Say how many lines of the material below contain the word "signals", with no other words.
•••
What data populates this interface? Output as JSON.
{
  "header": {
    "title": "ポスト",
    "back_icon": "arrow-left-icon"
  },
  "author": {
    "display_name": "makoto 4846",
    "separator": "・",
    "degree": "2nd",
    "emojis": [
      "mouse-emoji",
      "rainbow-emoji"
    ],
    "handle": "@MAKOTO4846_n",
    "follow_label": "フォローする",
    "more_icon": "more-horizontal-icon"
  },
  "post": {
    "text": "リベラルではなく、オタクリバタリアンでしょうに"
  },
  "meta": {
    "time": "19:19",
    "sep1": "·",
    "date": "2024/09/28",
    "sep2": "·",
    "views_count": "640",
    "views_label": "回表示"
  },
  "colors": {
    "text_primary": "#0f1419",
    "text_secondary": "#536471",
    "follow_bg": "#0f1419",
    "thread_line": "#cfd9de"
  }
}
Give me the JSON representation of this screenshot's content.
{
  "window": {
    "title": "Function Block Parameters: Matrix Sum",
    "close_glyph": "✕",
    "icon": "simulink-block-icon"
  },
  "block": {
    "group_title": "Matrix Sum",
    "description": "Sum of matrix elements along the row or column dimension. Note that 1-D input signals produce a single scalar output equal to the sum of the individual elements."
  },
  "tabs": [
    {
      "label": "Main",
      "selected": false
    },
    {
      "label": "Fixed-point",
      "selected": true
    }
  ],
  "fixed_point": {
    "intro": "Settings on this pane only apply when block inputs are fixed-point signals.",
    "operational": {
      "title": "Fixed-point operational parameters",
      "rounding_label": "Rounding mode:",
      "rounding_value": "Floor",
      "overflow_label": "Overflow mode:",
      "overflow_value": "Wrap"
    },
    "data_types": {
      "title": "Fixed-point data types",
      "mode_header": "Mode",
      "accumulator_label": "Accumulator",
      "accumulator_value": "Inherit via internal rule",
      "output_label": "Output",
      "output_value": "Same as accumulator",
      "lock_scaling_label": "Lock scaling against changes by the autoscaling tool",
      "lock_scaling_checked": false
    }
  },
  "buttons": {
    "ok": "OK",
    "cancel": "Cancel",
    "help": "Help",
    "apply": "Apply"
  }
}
•••
• REPLY TO THE EXERCISE:
2